### Tareas del ejercicio
(A) Según el texto sobre el All-Star de la NBA, ¿quiénes designarán a los siete reservas por Conferencia?
(B) Repite tal cual, del texto sobre el All-Star de la NBA, la parte que comienza con las palabras "Sin embargo, desde" y termina con "por los entrenadores.".
(C) Prosigue el texto sobre el All-Star de la NBA desde su última oración.

### Texto
◇ ◇ ◇ ◇ ◇ ◇ ◇

La NBA ha decidido cambiar el formato para la composición de los equipos para el partido de las estrellas del fin de semana del All-Star y que hasta ahora reunía a todas las estrellas separadas por Conferencia. Otro cambio será que cada equipo podrá elegir una organización benéfica a la que el vencedor destinará un donativo como consecuencia del premio recibido por ganar el partido.

Sin embargo, desde esta temporada los dos jugadores más votados de cada Conferencia serán nombrados capitanes y será los encargados de elegir a sus compañeros entre los jugadores más votados por la afición de las Conferencias Este y Oeste de esta manera es muy probable que los jugadores del Este y Oeste se mezclen en los respectivos equipos. A pesar de estos cambios la afición, prensa y jugadores seguirán eligiendo los quintetos titulares de las Conferecia Este y Oeste mientras que los siete reservas por Conferencia serán designados por los entrenadores.

◇ ◇ ◇ ◇ ◇ ◇ ◇

### Información registrada

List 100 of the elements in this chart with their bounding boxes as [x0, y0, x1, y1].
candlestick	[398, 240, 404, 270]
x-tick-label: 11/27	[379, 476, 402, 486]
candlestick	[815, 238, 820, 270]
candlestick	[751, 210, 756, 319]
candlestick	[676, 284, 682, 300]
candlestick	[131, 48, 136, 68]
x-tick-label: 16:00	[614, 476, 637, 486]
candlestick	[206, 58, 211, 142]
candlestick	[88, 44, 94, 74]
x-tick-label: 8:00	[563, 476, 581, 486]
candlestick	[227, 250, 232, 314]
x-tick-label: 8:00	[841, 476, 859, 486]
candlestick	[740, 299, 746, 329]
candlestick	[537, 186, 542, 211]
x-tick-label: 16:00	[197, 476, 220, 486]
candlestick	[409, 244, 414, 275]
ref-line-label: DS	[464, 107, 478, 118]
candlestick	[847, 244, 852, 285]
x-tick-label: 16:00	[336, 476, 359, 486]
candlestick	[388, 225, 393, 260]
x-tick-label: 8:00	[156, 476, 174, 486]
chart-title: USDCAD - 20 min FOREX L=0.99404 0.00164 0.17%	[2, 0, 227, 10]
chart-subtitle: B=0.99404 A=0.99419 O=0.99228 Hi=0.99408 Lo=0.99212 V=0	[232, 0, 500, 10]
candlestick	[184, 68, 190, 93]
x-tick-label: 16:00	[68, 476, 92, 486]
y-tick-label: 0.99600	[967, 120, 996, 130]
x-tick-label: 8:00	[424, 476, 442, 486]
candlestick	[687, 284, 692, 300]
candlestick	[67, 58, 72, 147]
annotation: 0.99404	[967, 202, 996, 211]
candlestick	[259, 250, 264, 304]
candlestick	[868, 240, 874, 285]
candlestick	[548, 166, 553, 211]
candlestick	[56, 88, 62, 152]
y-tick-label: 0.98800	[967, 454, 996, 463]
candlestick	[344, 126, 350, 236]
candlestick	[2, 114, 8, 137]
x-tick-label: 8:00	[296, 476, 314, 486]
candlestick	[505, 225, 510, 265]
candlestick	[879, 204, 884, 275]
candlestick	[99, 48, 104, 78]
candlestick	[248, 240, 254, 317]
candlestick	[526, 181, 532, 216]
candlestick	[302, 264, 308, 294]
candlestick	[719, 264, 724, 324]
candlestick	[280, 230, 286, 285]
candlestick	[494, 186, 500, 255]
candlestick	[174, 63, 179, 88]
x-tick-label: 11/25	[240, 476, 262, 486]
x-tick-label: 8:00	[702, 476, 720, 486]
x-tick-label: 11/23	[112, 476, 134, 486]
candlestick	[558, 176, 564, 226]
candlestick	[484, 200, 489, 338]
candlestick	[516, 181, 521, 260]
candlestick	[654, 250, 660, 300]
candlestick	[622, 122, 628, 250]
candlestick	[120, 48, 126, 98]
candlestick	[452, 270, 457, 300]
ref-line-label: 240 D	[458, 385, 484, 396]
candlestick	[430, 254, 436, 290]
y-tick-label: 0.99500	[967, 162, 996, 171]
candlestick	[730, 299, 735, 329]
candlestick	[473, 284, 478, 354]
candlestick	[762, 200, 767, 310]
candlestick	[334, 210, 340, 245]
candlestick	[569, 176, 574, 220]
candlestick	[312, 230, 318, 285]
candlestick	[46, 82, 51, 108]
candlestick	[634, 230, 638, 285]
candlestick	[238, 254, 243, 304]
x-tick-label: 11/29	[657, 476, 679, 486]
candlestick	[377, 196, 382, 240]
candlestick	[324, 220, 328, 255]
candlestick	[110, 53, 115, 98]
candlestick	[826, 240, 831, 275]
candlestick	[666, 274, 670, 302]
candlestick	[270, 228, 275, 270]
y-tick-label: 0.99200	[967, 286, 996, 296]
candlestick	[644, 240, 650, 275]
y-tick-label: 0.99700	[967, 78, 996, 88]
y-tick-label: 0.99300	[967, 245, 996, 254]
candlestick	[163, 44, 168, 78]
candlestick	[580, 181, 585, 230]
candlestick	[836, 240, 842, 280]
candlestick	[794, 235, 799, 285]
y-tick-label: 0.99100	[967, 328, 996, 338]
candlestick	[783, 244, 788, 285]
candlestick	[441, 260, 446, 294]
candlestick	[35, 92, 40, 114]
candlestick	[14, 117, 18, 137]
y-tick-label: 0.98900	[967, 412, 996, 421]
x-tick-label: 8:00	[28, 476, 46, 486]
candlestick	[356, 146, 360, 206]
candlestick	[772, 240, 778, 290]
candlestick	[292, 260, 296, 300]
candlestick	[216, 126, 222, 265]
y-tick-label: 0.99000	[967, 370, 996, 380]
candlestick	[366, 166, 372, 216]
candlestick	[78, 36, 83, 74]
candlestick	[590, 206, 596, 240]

◇ ◇ ◇ ◇ ◇ ◇ ◇

### Respuestas
(A) Los entrenadores.

(B)
Sin embargo, desde esta temporada los dos jugadores más votados de cada Conferencia serán nombrados capitanes y será los encargados de elegir a sus compañeros entre los jugadores más votados por la afición de las Conferencias Este y Oeste de esta manera es muy probable que los jugadores del Este y Oeste se mezclen en los respectivos equipos. A pesar de estos cambios la afición, prensa y jugadores seguirán eligiendo los quintetos titulares de las Conferecia Este y Oeste mientras que los siete reservas por Conferencia serán designados por los entrenadores.

(C)
Por lo tanto, el All-Star Game de Los Ángeles 2018, que se disputará el 18 de febrero, será el primero que no tendrá un enfrentamiento entre la Conferencia Este y la Oeste. Otras fechas significativas para esta celebración con nuevo formato serán el 25 de diciembre, cuando se abra el plazo para las votaciones, el 18 de enero, cuando se den a conocer los capitanes y titulares, y por último el 23 de enero, día en el que se anunciarán los reservas.

En mi opinión, esta es una mala decisión ya que en vez de solucionar el problema de los últimos partidos de las estrellas dónde los jugadores se comportaban como si estuvieran en una pachanga entre amigos todavía reforzará esta idea. Para mi el que los jugadores más votados de cada conferencia se conviertan en los capitanes y elijan a sus compañeros generarán equipos descompensados y que desvituaran la esencia de este deporte que es un juego de equipo y no una suma de individualidades.